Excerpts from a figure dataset
****

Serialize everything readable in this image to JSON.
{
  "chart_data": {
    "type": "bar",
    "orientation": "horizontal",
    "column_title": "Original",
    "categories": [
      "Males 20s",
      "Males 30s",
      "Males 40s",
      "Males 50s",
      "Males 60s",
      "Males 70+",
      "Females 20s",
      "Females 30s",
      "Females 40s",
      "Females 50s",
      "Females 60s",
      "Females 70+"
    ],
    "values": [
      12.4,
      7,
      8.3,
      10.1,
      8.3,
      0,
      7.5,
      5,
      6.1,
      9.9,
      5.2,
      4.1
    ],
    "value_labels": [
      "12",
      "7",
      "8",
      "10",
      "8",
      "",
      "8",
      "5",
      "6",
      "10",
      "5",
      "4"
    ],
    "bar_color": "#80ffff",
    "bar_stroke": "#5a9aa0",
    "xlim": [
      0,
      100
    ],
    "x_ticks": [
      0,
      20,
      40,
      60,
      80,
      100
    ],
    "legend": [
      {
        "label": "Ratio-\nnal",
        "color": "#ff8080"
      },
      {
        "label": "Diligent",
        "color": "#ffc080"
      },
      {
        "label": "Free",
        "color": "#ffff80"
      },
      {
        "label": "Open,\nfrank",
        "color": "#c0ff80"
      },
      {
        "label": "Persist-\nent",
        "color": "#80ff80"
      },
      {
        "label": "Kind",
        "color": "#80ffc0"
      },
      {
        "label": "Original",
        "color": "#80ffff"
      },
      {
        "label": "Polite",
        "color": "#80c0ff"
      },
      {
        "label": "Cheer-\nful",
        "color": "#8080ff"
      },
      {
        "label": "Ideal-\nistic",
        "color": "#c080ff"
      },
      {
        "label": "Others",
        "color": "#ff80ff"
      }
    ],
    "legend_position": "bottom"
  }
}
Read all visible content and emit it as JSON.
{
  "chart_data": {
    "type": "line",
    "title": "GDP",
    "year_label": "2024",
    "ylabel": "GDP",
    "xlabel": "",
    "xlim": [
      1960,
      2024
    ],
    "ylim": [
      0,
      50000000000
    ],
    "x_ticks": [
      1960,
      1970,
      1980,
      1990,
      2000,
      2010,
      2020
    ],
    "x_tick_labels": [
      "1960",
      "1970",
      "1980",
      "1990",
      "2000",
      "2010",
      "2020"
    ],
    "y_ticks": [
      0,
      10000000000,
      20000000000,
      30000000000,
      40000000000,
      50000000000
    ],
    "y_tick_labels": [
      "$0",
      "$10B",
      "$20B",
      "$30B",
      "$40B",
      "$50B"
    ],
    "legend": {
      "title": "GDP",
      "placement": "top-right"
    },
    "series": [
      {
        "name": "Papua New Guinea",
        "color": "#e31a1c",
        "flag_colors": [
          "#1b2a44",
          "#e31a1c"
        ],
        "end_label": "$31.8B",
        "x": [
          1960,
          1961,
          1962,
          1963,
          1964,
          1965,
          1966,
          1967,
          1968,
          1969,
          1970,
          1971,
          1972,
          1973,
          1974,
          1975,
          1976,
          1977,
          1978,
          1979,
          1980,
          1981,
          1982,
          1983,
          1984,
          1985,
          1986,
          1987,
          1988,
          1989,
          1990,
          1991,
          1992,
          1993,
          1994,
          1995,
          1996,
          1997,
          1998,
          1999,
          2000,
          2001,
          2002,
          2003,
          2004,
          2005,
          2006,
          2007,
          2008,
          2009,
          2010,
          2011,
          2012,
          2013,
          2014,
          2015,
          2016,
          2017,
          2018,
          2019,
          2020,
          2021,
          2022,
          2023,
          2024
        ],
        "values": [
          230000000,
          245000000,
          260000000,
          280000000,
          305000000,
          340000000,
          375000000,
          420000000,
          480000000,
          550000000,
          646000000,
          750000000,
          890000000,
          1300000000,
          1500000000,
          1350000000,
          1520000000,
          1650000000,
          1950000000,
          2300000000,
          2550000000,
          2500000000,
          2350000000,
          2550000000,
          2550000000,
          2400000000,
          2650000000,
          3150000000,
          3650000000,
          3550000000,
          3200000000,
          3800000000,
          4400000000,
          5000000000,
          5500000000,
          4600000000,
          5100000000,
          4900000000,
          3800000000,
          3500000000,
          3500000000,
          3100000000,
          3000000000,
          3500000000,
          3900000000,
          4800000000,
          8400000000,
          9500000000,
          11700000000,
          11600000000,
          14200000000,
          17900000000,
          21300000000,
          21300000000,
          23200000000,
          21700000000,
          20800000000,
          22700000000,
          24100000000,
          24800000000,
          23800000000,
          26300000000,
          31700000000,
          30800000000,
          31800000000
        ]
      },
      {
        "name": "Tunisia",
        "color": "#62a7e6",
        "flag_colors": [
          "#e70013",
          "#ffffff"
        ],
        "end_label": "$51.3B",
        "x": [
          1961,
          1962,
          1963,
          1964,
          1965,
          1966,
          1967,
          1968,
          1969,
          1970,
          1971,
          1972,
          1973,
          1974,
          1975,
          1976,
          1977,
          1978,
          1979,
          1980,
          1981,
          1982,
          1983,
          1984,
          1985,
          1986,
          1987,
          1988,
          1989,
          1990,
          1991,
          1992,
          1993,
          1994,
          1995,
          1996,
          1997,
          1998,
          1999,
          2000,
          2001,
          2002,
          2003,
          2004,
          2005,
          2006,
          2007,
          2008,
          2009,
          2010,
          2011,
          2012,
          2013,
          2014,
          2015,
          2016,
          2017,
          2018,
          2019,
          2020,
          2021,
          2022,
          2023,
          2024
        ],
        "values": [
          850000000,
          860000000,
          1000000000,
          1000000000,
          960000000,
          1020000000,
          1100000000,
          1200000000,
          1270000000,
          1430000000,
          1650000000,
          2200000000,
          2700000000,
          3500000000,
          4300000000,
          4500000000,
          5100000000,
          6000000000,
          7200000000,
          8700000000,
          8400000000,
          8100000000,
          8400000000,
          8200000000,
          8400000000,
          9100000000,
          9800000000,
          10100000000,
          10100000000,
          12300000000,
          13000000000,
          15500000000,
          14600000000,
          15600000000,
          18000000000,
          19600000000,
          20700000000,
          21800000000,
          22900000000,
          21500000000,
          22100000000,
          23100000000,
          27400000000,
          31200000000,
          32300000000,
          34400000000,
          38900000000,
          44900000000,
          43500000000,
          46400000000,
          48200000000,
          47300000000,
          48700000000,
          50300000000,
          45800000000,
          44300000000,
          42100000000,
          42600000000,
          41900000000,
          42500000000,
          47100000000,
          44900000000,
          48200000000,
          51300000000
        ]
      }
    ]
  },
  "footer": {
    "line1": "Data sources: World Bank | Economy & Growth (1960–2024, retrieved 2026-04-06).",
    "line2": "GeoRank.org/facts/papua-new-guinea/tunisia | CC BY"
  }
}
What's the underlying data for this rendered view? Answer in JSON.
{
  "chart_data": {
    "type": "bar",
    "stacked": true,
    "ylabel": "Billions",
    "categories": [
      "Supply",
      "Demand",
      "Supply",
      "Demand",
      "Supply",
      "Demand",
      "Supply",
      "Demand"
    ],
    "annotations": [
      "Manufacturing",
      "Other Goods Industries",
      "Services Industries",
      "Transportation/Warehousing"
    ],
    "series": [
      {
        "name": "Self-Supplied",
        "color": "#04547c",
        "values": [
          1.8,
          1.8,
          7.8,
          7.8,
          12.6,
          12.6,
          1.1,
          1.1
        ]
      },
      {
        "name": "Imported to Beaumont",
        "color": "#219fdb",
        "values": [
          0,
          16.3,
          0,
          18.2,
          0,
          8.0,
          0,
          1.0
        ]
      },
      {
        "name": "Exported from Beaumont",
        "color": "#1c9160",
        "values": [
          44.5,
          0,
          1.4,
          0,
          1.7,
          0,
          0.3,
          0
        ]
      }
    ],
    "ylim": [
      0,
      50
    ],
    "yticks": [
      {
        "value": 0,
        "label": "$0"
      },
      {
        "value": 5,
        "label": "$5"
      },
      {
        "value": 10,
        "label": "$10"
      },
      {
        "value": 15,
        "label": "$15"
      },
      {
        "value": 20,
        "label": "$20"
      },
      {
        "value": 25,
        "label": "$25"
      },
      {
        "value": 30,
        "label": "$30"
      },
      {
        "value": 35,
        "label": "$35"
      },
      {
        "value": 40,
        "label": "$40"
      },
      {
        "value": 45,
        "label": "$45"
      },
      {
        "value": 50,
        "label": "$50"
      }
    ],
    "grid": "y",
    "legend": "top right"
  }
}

****

* **TASK INSTRUCTIONS**
Take every line containing the word "this" and copy it.

* **CORRECT ANSWER**
Serialize everything readable in this image to JSON.
What's the underlying data for this rendered view? Answer in JSON.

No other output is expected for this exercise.